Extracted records
——

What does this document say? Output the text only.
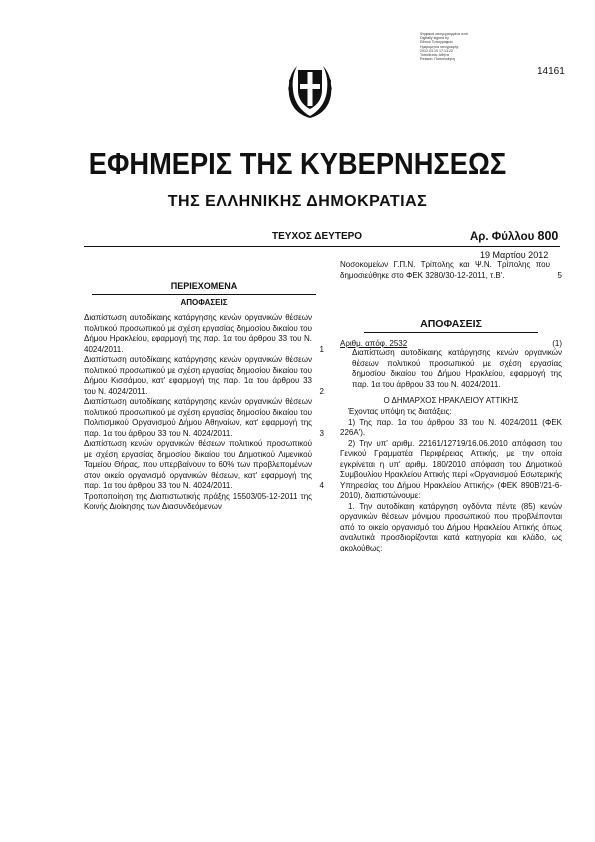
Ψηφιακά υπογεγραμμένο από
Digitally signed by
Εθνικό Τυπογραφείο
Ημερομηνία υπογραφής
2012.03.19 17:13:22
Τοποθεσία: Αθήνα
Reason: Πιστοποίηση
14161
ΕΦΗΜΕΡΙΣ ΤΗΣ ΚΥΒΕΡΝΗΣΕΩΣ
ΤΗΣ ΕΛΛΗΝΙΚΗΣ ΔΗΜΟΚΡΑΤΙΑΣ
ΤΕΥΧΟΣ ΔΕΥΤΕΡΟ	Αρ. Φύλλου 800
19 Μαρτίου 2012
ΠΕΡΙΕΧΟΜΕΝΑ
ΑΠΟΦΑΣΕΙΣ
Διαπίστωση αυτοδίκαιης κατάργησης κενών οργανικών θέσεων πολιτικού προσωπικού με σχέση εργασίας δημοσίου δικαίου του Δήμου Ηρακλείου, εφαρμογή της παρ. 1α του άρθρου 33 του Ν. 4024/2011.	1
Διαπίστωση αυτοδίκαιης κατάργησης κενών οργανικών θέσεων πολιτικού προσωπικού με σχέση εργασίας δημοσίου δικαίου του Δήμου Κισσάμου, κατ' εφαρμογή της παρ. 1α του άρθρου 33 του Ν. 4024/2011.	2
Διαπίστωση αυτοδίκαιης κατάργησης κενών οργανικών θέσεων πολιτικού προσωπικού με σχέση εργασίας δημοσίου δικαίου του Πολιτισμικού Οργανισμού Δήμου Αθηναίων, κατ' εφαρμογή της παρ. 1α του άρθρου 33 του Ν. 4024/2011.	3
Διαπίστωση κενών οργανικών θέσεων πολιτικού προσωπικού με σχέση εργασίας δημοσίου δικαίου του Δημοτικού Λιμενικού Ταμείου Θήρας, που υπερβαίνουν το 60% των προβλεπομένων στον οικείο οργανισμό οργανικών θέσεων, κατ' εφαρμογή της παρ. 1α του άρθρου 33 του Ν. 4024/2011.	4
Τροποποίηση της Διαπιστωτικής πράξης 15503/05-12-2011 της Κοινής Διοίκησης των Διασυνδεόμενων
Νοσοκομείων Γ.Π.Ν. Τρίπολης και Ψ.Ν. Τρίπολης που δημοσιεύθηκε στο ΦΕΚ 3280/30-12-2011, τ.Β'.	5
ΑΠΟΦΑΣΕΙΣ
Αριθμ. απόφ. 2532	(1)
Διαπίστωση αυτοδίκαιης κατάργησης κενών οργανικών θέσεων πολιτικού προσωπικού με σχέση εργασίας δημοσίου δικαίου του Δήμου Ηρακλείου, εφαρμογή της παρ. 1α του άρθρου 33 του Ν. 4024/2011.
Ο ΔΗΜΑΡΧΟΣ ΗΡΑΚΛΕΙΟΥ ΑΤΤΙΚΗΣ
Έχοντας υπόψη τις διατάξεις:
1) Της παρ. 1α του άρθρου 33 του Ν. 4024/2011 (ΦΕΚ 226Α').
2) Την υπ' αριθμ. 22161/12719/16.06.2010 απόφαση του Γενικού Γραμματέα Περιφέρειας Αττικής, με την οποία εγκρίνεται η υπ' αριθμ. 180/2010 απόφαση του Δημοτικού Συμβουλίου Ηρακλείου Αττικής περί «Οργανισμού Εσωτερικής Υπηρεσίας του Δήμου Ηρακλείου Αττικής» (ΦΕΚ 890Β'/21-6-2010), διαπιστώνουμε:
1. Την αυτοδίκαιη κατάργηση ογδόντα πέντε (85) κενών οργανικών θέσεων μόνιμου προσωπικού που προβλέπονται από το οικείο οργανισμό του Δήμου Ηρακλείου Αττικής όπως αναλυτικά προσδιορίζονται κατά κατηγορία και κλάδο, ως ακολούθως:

——

■ **What you have to do**:
Quote the records above exactly, leaving out any pictures.

■ **Reply**:
What does this document say? Output the text only.
Ψηφιακά υπογεγραμμένο από
Digitally signed by
Εθνικό Τυπογραφείο
Ημερομηνία υπογραφής
2012.03.19 17:13:22
Τοποθεσία: Αθήνα
Reason: Πιστοποίηση
14161
ΕΦΗΜΕΡΙΣ ΤΗΣ ΚΥΒΕΡΝΗΣΕΩΣ
ΤΗΣ ΕΛΛΗΝΙΚΗΣ ΔΗΜΟΚΡΑΤΙΑΣ
ΤΕΥΧΟΣ ΔΕΥΤΕΡΟ	Αρ. Φύλλου 800
19 Μαρτίου 2012
ΠΕΡΙΕΧΟΜΕΝΑ
ΑΠΟΦΑΣΕΙΣ
Διαπίστωση αυτοδίκαιης κατάργησης κενών οργανικών θέσεων πολιτικού προσωπικού με σχέση εργασίας δημοσίου δικαίου του Δήμου Ηρακλείου, εφαρμογή της παρ. 1α του άρθρου 33 του Ν. 4024/2011.	1
Διαπίστωση αυτοδίκαιης κατάργησης κενών οργανικών θέσεων πολιτικού προσωπικού με σχέση εργασίας δημοσίου δικαίου του Δήμου Κισσάμου, κατ' εφαρμογή της παρ. 1α του άρθρου 33 του Ν. 4024/2011.	2
Διαπίστωση αυτοδίκαιης κατάργησης κενών οργανικών θέσεων πολιτικού προσωπικού με σχέση εργασίας δημοσίου δικαίου του Πολιτισμικού Οργανισμού Δήμου Αθηναίων, κατ' εφαρμογή της παρ. 1α του άρθρου 33 του Ν. 4024/2011.	3
Διαπίστωση κενών οργανικών θέσεων πολιτικού προσωπικού με σχέση εργασίας δημοσίου δικαίου του Δημοτικού Λιμενικού Ταμείου Θήρας, που υπερβαίνουν το 60% των προβλεπομένων στον οικείο οργανισμό οργανικών θέσεων, κατ' εφαρμογή της παρ. 1α του άρθρου 33 του Ν. 4024/2011.	4
Τροποποίηση της Διαπιστωτικής πράξης 15503/05-12-2011 της Κοινής Διοίκησης των Διασυνδεόμενων
Νοσοκομείων Γ.Π.Ν. Τρίπολης και Ψ.Ν. Τρίπολης που δημοσιεύθηκε στο ΦΕΚ 3280/30-12-2011, τ.Β'.	5
ΑΠΟΦΑΣΕΙΣ
Αριθμ. απόφ. 2532	(1)
Διαπίστωση αυτοδίκαιης κατάργησης κενών οργανικών θέσεων πολιτικού προσωπικού με σχέση εργασίας δημοσίου δικαίου του Δήμου Ηρακλείου, εφαρμογή της παρ. 1α του άρθρου 33 του Ν. 4024/2011.
Ο ΔΗΜΑΡΧΟΣ ΗΡΑΚΛΕΙΟΥ ΑΤΤΙΚΗΣ
Έχοντας υπόψη τις διατάξεις:
1) Της παρ. 1α του άρθρου 33 του Ν. 4024/2011 (ΦΕΚ 226Α').
2) Την υπ' αριθμ. 22161/12719/16.06.2010 απόφαση του Γενικού Γραμματέα Περιφέρειας Αττικής, με την οποία εγκρίνεται η υπ' αριθμ. 180/2010 απόφαση του Δημοτικού Συμβουλίου Ηρακλείου Αττικής περί «Οργανισμού Εσωτερικής Υπηρεσίας του Δήμου Ηρακλείου Αττικής» (ΦΕΚ 890Β'/21-6-2010), διαπιστώνουμε:
1. Την αυτοδίκαιη κατάργηση ογδόντα πέντε (85) κενών οργανικών θέσεων μόνιμου προσωπικού που προβλέπονται από το οικείο οργανισμό του Δήμου Ηρακλείου Αττικής όπως αναλυτικά προσδιορίζονται κατά κατηγορία και κλάδο, ως ακολούθως:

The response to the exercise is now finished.